**ENTRIES:**

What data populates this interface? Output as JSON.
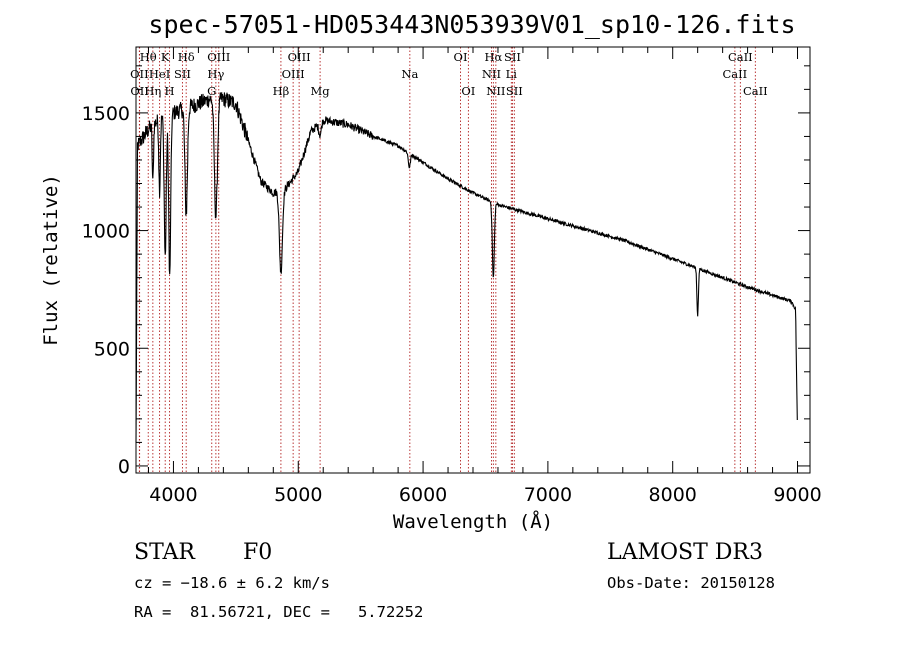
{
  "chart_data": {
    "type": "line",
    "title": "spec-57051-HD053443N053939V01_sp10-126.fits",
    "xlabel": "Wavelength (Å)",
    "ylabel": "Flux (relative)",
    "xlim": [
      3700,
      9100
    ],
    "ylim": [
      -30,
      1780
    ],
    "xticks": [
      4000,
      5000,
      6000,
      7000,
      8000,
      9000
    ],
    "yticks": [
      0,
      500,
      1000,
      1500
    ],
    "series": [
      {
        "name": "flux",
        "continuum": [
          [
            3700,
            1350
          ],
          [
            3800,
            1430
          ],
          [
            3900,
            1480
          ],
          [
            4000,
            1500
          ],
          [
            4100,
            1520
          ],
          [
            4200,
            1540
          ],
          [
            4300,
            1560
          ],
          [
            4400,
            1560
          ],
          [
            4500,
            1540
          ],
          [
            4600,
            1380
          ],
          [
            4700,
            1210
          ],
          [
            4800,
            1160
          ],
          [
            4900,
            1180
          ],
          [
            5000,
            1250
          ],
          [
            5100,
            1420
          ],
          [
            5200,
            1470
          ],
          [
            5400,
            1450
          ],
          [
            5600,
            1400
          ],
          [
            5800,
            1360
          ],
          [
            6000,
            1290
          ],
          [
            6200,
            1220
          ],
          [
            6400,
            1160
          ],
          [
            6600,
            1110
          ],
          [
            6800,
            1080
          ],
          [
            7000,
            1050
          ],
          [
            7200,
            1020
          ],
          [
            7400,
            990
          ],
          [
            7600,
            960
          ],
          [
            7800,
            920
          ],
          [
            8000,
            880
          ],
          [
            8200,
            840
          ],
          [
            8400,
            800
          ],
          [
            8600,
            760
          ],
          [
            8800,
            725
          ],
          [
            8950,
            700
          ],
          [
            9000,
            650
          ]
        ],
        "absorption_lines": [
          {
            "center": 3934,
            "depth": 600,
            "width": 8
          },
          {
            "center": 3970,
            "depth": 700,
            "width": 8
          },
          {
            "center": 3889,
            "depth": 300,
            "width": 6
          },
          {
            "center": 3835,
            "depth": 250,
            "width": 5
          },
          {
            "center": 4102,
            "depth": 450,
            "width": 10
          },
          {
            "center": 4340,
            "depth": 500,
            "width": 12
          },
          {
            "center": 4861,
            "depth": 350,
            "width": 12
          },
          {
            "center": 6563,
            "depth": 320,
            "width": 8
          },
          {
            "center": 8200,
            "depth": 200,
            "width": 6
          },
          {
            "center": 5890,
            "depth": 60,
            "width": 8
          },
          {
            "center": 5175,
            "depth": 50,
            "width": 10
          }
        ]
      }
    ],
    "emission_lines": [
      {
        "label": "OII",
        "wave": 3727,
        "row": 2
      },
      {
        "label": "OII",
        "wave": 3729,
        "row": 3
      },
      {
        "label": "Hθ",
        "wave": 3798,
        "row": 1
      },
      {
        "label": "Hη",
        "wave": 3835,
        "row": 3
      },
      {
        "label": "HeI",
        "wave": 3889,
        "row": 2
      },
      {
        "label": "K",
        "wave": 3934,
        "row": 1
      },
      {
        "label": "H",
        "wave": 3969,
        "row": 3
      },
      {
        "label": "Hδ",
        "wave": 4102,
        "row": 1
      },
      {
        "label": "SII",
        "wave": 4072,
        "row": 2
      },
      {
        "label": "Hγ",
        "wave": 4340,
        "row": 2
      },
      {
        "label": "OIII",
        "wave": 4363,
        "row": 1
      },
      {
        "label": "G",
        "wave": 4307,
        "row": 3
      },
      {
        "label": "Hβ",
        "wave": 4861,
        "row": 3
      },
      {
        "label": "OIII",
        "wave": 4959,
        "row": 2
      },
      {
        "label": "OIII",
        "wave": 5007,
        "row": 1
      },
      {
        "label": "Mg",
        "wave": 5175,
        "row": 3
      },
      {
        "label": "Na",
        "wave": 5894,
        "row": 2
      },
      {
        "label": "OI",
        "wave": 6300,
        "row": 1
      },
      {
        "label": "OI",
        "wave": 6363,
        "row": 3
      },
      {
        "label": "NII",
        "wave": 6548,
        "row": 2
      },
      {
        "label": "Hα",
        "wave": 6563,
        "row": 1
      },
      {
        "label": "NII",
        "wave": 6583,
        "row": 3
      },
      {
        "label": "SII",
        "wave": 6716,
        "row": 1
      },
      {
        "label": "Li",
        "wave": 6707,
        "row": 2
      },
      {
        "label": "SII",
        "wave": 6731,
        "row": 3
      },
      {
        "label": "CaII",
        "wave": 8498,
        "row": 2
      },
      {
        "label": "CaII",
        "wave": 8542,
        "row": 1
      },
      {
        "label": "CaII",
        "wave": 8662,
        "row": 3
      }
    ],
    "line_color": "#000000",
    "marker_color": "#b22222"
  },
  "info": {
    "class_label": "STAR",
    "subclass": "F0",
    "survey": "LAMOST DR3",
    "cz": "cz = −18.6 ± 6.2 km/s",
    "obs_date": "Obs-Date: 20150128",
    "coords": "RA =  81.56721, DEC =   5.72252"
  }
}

---

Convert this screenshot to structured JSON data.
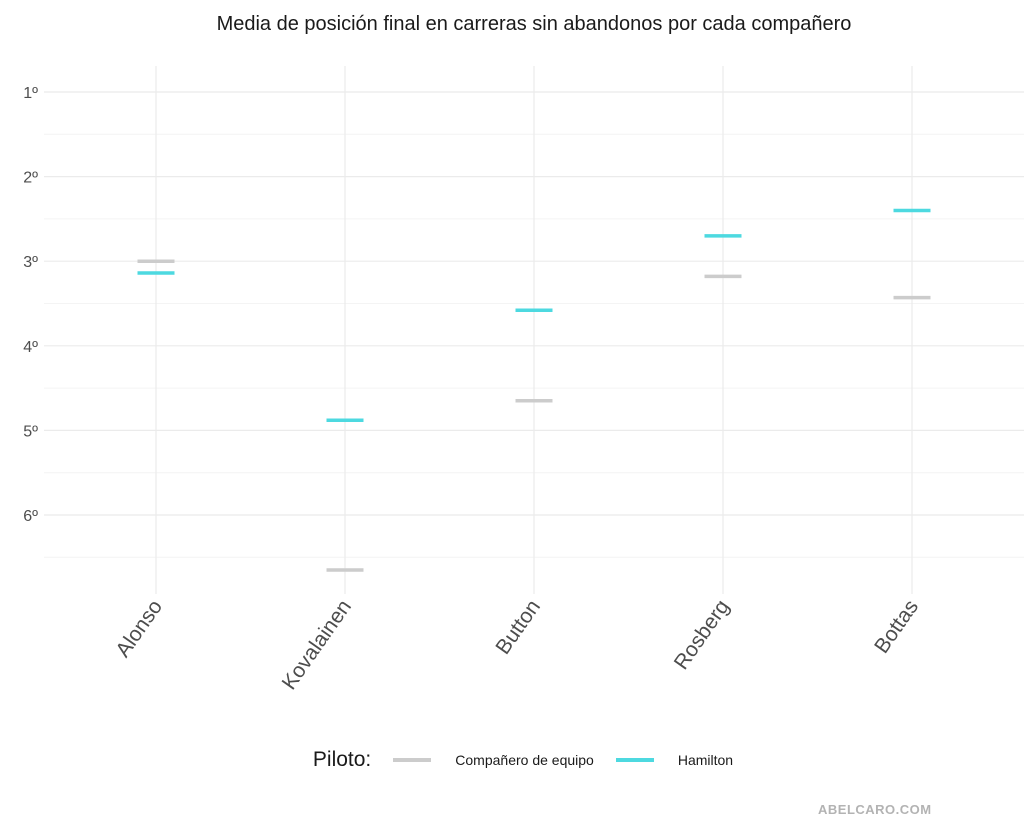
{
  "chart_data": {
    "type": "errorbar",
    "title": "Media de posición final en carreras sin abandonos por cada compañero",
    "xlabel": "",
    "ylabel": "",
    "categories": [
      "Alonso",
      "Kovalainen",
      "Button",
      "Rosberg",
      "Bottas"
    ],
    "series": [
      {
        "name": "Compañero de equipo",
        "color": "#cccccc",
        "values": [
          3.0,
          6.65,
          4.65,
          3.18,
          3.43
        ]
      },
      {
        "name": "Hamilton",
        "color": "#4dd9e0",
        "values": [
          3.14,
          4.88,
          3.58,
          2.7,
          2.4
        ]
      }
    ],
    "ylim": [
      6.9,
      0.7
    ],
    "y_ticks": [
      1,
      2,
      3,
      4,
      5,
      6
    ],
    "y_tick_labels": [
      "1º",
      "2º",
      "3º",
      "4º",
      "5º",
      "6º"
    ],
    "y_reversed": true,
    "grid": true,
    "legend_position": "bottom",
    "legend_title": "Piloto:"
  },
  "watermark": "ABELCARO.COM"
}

==

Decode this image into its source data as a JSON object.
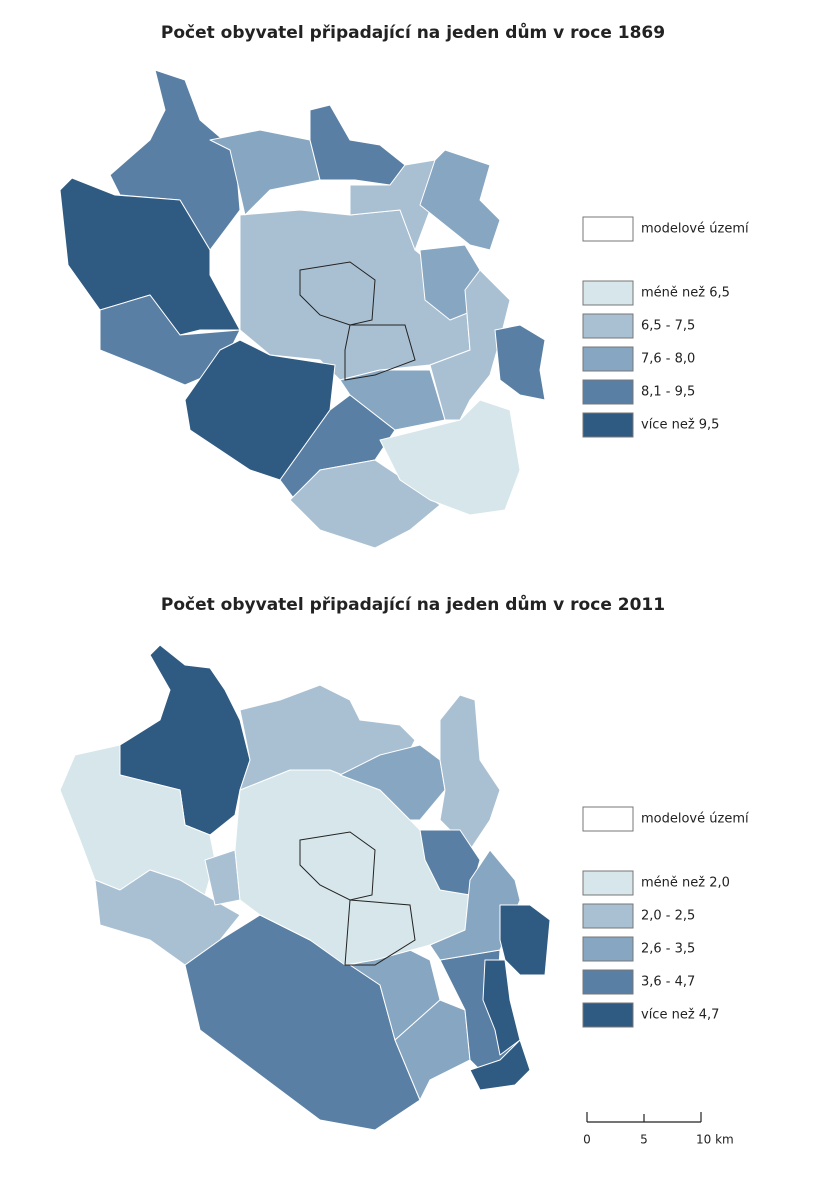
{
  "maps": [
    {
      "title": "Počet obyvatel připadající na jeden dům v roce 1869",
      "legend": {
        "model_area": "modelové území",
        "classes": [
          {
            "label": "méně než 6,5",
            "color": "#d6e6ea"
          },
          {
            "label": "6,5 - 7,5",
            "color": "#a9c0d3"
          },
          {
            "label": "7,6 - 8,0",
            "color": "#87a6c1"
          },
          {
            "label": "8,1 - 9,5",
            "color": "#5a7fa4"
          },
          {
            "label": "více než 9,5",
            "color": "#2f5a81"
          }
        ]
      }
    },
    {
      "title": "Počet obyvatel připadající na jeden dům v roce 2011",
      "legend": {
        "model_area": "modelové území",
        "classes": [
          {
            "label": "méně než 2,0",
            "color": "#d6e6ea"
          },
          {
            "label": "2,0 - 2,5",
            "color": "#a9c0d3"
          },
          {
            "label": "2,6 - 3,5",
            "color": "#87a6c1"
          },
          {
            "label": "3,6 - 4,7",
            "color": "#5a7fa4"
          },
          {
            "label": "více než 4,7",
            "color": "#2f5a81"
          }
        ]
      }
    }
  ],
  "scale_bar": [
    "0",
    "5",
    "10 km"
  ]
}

**PROBLEM:**
All lines above containing the string "roce" are to be collected.

**ANSWER FOR THIS EXERCISE:**
      "title": "Počet obyvatel připadající na jeden dům v roce 1869",
      "title": "Počet obyvatel připadající na jeden dům v roce 2011",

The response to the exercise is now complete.